STATED GOAL
Among the lines of these entries, how many hold the word "description"? State only the number.
════════
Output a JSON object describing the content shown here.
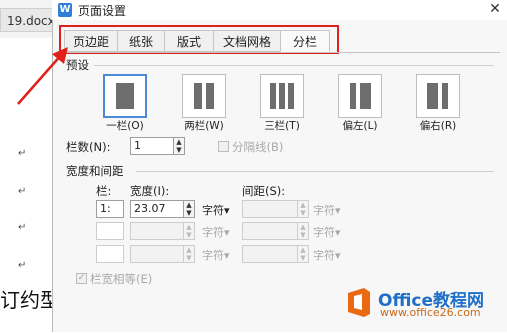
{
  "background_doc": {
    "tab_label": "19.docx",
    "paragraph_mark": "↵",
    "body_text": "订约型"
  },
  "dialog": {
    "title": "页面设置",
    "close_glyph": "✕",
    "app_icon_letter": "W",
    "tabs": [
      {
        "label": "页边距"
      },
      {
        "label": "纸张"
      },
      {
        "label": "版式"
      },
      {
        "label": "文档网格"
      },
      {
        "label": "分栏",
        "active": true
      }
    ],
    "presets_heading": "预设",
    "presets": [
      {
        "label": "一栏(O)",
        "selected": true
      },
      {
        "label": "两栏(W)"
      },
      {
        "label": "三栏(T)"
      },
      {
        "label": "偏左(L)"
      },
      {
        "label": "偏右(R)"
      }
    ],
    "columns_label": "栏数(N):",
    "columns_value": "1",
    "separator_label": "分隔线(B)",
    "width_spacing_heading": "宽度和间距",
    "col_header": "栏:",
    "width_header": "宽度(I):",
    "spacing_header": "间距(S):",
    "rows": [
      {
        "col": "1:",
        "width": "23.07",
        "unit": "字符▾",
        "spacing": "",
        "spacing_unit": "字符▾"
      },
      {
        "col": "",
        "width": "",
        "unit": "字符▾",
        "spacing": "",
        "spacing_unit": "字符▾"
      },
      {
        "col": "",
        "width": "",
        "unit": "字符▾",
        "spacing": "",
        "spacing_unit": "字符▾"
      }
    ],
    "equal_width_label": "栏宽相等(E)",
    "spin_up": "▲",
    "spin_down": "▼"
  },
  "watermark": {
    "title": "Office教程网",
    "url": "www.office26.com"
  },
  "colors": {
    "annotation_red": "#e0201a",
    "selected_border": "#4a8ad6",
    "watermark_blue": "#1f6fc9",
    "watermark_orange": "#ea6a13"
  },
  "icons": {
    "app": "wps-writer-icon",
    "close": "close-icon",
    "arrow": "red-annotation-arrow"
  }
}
════════
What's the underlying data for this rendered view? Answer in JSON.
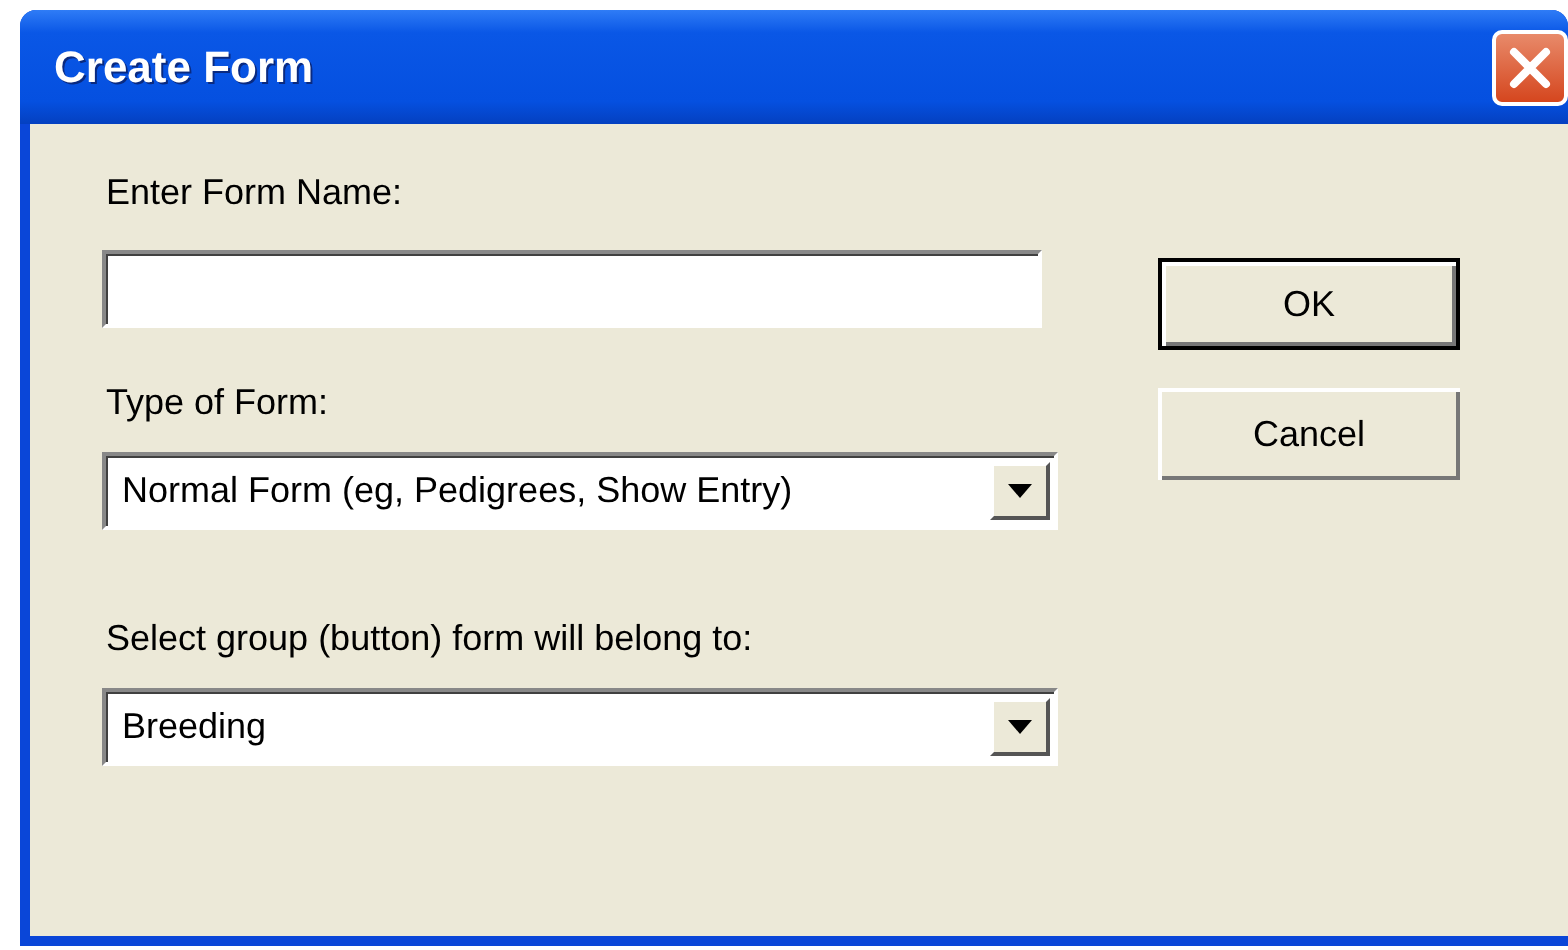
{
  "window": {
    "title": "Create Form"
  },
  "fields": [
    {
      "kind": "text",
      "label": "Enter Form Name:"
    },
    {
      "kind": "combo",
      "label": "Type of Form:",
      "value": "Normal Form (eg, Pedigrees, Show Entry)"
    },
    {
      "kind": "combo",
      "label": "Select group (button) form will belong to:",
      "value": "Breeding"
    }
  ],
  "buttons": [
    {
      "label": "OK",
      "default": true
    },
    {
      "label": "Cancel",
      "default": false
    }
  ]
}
════════
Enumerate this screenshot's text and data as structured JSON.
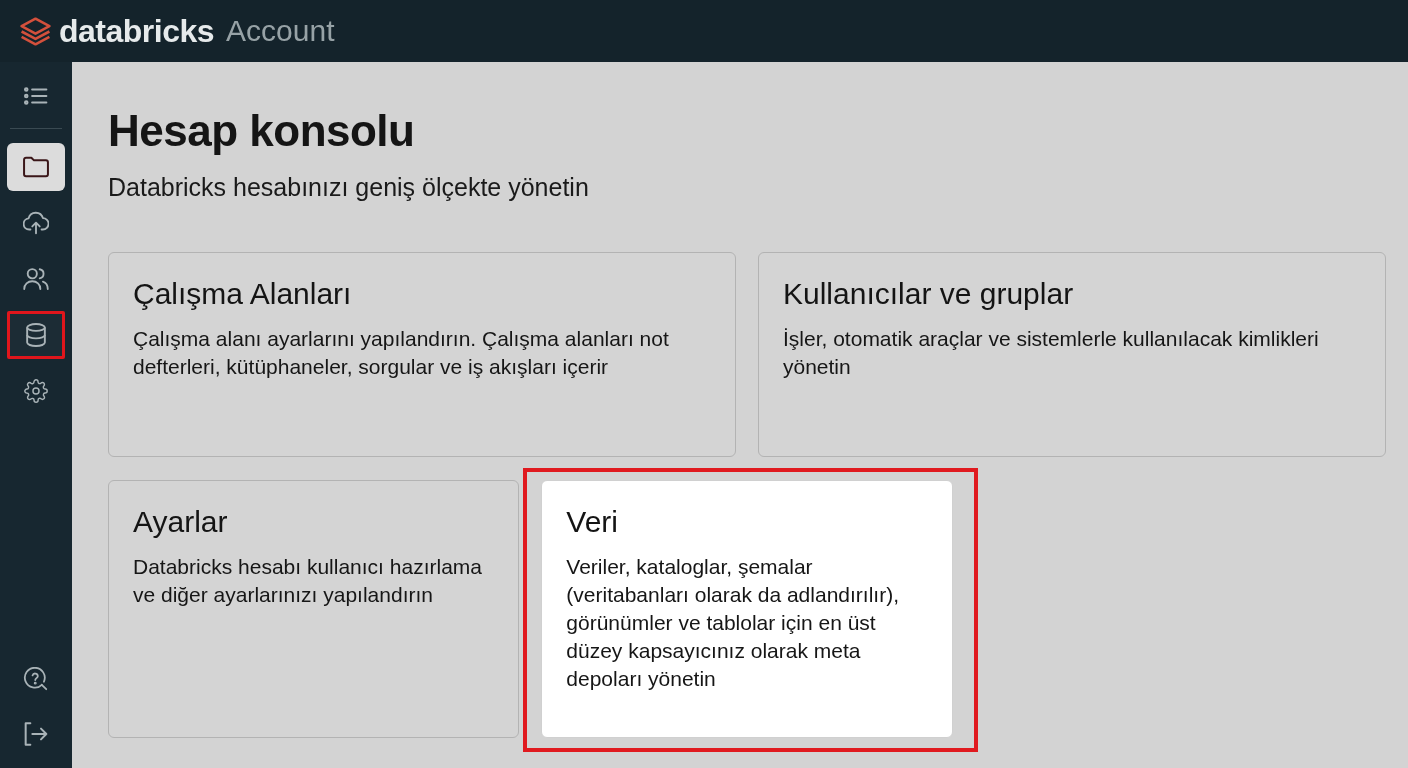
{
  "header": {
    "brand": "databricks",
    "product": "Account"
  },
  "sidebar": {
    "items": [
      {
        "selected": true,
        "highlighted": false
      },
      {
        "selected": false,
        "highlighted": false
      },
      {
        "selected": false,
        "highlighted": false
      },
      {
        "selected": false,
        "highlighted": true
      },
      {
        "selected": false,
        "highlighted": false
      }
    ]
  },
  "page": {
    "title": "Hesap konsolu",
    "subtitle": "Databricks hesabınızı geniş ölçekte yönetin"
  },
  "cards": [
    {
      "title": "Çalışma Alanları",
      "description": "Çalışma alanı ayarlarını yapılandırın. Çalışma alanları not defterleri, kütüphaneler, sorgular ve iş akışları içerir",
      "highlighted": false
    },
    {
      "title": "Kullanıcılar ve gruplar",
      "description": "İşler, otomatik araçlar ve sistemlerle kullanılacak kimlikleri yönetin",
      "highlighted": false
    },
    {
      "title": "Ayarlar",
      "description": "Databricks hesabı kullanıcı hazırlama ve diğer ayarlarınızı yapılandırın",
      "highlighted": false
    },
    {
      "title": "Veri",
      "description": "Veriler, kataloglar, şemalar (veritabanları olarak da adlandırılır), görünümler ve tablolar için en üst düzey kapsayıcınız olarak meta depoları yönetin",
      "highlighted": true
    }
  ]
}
════════
RESULT FOR THIS EXERCISE
4